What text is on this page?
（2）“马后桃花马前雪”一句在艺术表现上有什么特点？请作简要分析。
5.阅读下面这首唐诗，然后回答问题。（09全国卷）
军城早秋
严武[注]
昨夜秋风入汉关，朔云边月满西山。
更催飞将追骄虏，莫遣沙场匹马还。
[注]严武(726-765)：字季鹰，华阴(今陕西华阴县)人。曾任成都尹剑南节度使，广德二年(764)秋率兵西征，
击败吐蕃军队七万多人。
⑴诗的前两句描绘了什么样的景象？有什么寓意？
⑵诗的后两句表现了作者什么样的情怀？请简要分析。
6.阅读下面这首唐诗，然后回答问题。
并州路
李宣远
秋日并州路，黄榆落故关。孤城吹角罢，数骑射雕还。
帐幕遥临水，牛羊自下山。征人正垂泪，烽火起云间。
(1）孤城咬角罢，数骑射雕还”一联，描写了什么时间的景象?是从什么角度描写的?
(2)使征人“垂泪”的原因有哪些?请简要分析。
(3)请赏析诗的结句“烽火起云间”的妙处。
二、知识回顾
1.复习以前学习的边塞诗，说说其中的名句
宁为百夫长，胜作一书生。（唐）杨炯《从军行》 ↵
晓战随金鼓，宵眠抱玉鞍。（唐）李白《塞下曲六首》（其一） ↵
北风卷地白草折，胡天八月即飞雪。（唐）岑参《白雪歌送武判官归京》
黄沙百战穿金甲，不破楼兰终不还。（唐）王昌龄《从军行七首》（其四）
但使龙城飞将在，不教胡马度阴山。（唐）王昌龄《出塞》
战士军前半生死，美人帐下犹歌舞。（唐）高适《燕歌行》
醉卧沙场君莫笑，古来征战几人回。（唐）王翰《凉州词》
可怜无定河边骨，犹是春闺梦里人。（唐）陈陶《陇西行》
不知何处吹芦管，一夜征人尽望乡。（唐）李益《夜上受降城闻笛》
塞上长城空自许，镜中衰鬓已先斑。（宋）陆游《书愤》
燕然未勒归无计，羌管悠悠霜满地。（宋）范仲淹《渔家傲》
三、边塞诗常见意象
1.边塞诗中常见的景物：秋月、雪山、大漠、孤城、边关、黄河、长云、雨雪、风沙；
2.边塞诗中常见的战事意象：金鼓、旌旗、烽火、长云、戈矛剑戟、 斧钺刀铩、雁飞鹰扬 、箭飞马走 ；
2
· · · · ·
WORK TO COMPLETE ▸ Copy every line of the records word for word.

EXERCISE RESPONSE ▸
What text is on this page?
（2）“马后桃花马前雪”一句在艺术表现上有什么特点？请作简要分析。
5.阅读下面这首唐诗，然后回答问题。（09全国卷）
军城早秋
严武[注]
昨夜秋风入汉关，朔云边月满西山。
更催飞将追骄虏，莫遣沙场匹马还。
[注]严武(726-765)：字季鹰，华阴(今陕西华阴县)人。曾任成都尹剑南节度使，广德二年(764)秋率兵西征，
击败吐蕃军队七万多人。
⑴诗的前两句描绘了什么样的景象？有什么寓意？
⑵诗的后两句表现了作者什么样的情怀？请简要分析。
6.阅读下面这首唐诗，然后回答问题。
并州路
李宣远
秋日并州路，黄榆落故关。孤城吹角罢，数骑射雕还。
帐幕遥临水，牛羊自下山。征人正垂泪，烽火起云间。
(1）孤城咬角罢，数骑射雕还”一联，描写了什么时间的景象?是从什么角度描写的?
(2)使征人“垂泪”的原因有哪些?请简要分析。
(3)请赏析诗的结句“烽火起云间”的妙处。
二、知识回顾
1.复习以前学习的边塞诗，说说其中的名句
宁为百夫长，胜作一书生。（唐）杨炯《从军行》 ↵
晓战随金鼓，宵眠抱玉鞍。（唐）李白《塞下曲六首》（其一） ↵
北风卷地白草折，胡天八月即飞雪。（唐）岑参《白雪歌送武判官归京》
黄沙百战穿金甲，不破楼兰终不还。（唐）王昌龄《从军行七首》（其四）
但使龙城飞将在，不教胡马度阴山。（唐）王昌龄《出塞》
战士军前半生死，美人帐下犹歌舞。（唐）高适《燕歌行》
醉卧沙场君莫笑，古来征战几人回。（唐）王翰《凉州词》
可怜无定河边骨，犹是春闺梦里人。（唐）陈陶《陇西行》
不知何处吹芦管，一夜征人尽望乡。（唐）李益《夜上受降城闻笛》
塞上长城空自许，镜中衰鬓已先斑。（宋）陆游《书愤》
燕然未勒归无计，羌管悠悠霜满地。（宋）范仲淹《渔家傲》
三、边塞诗常见意象
1.边塞诗中常见的景物：秋月、雪山、大漠、孤城、边关、黄河、长云、雨雪、风沙；
2.边塞诗中常见的战事意象：金鼓、旌旗、烽火、长云、戈矛剑戟、 斧钺刀铩、雁飞鹰扬 、箭飞马走 ；
2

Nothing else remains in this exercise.